- **DATA TO PROCESS**:

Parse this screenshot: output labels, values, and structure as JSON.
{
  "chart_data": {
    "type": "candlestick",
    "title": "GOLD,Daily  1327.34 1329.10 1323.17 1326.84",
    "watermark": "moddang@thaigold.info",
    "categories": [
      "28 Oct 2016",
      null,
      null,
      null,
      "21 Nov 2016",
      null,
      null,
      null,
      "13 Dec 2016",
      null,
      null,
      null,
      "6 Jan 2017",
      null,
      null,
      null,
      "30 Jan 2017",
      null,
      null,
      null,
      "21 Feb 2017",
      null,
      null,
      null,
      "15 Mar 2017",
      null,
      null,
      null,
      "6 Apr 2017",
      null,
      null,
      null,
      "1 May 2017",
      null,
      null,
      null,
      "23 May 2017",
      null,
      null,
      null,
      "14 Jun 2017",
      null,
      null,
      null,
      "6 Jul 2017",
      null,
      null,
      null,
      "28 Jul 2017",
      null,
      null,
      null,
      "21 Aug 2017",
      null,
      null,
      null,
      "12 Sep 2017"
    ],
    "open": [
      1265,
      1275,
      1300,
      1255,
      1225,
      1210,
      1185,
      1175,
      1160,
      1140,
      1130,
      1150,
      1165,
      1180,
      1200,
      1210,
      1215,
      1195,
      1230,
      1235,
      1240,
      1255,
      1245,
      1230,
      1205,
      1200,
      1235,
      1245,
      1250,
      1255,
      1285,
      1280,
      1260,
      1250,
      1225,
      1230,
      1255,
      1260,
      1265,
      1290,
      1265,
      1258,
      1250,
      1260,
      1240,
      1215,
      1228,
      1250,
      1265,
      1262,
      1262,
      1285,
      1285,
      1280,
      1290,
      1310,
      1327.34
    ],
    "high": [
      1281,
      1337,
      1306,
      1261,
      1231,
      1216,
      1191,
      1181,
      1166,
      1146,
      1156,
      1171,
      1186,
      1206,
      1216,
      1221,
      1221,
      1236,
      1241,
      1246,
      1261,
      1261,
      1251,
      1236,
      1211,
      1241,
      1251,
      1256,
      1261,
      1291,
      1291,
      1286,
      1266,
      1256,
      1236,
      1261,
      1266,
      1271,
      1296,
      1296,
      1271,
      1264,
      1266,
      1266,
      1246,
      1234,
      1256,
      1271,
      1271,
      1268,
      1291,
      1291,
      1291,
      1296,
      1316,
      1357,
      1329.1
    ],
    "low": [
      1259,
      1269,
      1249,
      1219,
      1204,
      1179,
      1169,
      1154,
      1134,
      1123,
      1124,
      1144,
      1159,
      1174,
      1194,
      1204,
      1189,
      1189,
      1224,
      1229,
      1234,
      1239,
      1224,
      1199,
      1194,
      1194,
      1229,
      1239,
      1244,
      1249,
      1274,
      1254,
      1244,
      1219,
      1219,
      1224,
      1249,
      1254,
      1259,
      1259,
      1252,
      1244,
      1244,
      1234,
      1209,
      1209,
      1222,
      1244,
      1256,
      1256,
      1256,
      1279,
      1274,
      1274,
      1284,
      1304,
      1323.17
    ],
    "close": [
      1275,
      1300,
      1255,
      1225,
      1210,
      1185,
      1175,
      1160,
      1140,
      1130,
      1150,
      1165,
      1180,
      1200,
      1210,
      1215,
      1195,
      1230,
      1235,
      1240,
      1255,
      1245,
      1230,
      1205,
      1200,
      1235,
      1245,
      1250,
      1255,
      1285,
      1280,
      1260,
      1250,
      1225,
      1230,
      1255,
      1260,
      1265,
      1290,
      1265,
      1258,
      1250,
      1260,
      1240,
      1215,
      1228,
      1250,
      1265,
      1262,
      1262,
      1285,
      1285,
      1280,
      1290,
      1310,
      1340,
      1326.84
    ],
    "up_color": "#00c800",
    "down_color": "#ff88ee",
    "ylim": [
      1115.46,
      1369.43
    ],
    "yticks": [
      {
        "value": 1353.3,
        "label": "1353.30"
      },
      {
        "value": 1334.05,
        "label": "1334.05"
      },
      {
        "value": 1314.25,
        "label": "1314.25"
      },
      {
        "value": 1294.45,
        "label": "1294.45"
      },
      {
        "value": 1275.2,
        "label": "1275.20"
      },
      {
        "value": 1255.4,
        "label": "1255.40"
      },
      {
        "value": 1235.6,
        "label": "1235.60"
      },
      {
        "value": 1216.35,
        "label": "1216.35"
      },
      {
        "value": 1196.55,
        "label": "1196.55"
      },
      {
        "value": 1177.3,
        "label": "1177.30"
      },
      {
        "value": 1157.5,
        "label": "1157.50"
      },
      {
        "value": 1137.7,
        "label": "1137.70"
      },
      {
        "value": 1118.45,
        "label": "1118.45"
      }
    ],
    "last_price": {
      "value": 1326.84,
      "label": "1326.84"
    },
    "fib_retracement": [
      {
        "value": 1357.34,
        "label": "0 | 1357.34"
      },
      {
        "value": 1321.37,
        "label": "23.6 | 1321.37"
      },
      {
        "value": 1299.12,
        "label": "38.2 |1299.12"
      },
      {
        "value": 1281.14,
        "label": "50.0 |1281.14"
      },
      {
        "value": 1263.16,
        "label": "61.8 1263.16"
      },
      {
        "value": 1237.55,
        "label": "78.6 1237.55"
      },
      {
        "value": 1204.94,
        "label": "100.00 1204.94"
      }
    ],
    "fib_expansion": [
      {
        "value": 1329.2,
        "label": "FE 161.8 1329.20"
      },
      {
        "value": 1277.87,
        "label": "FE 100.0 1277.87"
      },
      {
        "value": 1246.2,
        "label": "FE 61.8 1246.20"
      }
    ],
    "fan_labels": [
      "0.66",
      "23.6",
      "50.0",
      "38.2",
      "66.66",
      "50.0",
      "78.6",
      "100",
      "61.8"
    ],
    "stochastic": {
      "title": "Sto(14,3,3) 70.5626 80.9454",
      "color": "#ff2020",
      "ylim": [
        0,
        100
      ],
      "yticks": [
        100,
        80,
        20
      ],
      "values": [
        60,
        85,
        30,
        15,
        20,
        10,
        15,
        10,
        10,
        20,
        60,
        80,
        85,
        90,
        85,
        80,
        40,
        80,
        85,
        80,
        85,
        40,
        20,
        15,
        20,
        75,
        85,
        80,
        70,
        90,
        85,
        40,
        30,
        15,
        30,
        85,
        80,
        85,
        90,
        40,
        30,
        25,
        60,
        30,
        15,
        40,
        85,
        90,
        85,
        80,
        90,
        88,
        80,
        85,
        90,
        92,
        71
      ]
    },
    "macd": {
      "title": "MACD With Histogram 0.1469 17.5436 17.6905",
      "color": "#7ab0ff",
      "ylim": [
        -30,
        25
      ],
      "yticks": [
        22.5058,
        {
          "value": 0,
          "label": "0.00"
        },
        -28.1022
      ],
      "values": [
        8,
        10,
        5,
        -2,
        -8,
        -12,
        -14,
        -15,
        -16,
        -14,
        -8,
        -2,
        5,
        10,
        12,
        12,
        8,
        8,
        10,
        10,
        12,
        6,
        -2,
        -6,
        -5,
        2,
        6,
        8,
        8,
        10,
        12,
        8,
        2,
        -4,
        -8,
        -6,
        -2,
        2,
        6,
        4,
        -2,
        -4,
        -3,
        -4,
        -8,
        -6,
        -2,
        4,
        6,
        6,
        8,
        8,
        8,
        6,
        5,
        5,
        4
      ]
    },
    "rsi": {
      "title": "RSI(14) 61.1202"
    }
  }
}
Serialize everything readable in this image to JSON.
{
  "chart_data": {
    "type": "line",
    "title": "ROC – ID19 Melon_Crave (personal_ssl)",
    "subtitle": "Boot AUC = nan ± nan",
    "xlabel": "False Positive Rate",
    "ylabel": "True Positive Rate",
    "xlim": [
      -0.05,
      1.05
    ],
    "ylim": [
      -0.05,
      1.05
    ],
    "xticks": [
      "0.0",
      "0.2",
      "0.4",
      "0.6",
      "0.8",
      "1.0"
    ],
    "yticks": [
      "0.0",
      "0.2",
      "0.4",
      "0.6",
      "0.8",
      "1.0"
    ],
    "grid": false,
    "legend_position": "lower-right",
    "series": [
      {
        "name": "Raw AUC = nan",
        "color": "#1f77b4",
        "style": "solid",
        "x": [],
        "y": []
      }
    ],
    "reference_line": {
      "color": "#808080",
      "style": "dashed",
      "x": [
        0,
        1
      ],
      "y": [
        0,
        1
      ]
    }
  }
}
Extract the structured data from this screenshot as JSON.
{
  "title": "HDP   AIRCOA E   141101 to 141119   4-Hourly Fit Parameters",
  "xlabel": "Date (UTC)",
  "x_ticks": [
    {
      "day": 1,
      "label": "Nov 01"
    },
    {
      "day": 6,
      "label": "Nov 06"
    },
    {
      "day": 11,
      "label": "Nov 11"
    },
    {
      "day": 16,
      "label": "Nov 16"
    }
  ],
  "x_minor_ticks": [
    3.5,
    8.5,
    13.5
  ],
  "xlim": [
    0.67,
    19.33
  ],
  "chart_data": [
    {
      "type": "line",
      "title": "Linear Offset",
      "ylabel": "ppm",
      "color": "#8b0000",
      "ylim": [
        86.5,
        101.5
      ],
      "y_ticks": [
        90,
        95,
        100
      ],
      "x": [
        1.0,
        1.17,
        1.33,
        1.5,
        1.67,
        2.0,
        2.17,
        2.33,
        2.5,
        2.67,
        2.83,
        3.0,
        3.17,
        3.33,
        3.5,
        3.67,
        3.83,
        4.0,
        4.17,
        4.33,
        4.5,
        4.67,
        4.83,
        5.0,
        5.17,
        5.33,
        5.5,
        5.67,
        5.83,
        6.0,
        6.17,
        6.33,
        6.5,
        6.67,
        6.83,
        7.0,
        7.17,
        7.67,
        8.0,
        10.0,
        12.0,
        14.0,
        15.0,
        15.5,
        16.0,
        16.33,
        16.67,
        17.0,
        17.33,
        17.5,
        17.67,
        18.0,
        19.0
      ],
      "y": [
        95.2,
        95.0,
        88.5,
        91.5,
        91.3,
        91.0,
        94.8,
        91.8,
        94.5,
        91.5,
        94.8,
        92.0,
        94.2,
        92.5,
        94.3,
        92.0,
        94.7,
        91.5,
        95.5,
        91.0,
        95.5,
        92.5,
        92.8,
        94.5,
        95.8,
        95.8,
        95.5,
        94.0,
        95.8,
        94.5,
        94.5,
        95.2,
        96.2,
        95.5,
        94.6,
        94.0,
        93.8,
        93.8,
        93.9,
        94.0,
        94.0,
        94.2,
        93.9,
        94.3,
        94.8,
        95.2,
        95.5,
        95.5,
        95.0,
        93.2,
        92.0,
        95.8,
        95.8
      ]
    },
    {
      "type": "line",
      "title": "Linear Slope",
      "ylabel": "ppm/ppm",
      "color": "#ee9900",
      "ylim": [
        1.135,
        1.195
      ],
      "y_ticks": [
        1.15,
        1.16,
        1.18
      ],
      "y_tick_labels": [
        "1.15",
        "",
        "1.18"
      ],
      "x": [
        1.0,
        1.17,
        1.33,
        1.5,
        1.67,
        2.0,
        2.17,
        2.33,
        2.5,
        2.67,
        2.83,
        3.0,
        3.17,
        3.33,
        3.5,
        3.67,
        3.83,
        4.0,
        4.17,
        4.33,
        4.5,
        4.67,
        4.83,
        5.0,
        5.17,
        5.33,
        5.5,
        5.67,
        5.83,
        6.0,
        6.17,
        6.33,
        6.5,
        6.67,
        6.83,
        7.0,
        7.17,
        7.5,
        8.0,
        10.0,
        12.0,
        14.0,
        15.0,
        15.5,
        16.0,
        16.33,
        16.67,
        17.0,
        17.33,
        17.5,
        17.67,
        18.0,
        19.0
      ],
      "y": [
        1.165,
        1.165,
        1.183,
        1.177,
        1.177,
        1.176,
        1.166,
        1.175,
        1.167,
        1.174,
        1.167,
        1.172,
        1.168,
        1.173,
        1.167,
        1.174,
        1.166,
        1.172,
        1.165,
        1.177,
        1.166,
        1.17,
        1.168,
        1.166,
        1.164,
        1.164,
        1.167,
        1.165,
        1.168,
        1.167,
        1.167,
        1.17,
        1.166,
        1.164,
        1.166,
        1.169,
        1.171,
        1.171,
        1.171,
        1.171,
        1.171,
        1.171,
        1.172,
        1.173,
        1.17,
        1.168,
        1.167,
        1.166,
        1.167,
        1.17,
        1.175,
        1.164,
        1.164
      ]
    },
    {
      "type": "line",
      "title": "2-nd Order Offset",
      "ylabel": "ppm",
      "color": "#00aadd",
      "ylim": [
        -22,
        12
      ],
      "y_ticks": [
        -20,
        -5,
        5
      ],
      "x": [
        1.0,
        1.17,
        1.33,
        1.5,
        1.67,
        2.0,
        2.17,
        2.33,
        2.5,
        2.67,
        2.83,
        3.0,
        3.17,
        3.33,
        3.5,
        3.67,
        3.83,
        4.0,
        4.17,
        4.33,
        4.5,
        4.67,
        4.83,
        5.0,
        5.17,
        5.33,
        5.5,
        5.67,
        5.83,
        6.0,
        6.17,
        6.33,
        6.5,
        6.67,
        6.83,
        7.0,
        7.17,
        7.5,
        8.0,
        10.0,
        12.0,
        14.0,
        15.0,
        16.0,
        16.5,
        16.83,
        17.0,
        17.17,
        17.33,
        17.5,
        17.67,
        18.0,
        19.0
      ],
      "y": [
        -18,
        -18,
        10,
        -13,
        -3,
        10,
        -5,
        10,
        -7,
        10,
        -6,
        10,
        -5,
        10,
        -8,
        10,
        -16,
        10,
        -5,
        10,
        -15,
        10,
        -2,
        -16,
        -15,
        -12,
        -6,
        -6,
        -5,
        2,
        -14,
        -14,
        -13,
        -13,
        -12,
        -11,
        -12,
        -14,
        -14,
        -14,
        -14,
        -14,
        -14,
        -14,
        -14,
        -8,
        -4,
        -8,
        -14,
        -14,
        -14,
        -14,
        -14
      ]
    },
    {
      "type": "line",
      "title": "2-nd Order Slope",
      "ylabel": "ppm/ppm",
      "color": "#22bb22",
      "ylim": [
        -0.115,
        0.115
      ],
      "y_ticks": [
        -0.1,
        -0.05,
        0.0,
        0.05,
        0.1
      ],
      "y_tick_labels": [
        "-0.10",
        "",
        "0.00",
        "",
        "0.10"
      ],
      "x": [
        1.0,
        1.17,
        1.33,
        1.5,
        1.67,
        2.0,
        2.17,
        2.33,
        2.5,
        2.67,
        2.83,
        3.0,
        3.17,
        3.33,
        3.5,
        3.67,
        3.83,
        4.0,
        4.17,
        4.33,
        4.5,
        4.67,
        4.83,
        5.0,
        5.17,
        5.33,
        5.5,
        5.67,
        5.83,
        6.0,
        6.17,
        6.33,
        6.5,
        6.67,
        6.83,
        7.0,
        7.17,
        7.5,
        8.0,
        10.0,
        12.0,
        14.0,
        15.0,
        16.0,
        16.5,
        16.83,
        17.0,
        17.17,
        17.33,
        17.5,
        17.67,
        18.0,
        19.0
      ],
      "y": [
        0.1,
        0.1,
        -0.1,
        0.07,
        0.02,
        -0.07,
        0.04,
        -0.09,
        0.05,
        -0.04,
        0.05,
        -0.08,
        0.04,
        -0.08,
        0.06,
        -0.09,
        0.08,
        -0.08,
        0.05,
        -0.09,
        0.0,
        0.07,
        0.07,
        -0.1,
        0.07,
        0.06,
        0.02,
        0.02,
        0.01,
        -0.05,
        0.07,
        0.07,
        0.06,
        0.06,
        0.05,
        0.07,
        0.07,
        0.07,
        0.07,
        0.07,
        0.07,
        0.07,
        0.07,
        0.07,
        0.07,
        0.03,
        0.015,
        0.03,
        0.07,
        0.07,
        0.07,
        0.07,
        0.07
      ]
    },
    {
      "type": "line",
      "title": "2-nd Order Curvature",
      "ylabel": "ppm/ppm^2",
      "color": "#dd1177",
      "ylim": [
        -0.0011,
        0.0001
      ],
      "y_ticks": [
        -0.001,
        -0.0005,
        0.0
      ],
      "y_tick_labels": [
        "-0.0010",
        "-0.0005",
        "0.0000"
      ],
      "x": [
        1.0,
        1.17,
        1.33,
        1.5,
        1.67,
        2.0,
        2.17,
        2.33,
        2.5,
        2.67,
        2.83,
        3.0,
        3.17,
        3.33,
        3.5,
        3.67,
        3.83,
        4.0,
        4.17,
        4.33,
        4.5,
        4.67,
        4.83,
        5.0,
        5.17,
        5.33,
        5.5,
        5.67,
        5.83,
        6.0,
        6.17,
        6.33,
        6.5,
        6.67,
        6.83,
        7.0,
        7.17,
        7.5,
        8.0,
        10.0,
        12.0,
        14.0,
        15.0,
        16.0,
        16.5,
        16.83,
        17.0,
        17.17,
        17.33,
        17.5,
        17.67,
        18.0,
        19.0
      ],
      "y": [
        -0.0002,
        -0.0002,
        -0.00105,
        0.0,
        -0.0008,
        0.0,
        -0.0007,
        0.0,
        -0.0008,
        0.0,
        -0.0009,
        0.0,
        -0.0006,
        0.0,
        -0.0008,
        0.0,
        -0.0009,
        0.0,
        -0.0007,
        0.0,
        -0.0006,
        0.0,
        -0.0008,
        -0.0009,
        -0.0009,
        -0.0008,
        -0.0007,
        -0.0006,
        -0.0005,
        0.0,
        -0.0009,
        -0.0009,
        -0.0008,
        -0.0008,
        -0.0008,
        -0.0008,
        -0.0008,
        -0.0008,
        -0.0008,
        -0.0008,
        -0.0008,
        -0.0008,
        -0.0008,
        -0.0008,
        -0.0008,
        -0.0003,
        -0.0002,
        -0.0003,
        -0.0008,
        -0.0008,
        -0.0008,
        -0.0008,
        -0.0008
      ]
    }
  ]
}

- **REQUIREMENTS**:
Your task is to collect every line above that contains the word "Slope".

- **SOLUTION BELOW**:
      "title": "Linear Slope",
      "title": "2-nd Order Slope",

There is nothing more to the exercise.